Written exercise ▸ Quote the entries that follow exactly, leaving none out.

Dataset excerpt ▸
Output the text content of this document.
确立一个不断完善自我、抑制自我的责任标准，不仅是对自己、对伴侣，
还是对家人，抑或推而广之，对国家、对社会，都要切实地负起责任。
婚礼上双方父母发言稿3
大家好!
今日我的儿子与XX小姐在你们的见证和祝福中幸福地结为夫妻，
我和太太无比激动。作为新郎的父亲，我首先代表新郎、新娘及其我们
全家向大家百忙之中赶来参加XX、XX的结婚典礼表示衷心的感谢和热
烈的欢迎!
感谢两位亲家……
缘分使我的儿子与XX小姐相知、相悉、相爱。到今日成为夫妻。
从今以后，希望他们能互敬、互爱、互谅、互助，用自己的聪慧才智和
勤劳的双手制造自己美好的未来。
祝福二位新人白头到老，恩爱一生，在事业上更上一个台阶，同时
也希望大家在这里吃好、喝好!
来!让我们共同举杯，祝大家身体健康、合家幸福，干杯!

Answer below ▸
Output the text content of this document.
确立一个不断完善自我、抑制自我的责任标准，不仅是对自己、对伴侣，
还是对家人，抑或推而广之，对国家、对社会，都要切实地负起责任。
婚礼上双方父母发言稿3
大家好!
今日我的儿子与XX小姐在你们的见证和祝福中幸福地结为夫妻，
我和太太无比激动。作为新郎的父亲，我首先代表新郎、新娘及其我们
全家向大家百忙之中赶来参加XX、XX的结婚典礼表示衷心的感谢和热
烈的欢迎!
感谢两位亲家……
缘分使我的儿子与XX小姐相知、相悉、相爱。到今日成为夫妻。
从今以后，希望他们能互敬、互爱、互谅、互助，用自己的聪慧才智和
勤劳的双手制造自己美好的未来。
祝福二位新人白头到老，恩爱一生，在事业上更上一个台阶，同时
也希望大家在这里吃好、喝好!
来!让我们共同举杯，祝大家身体健康、合家幸福，干杯!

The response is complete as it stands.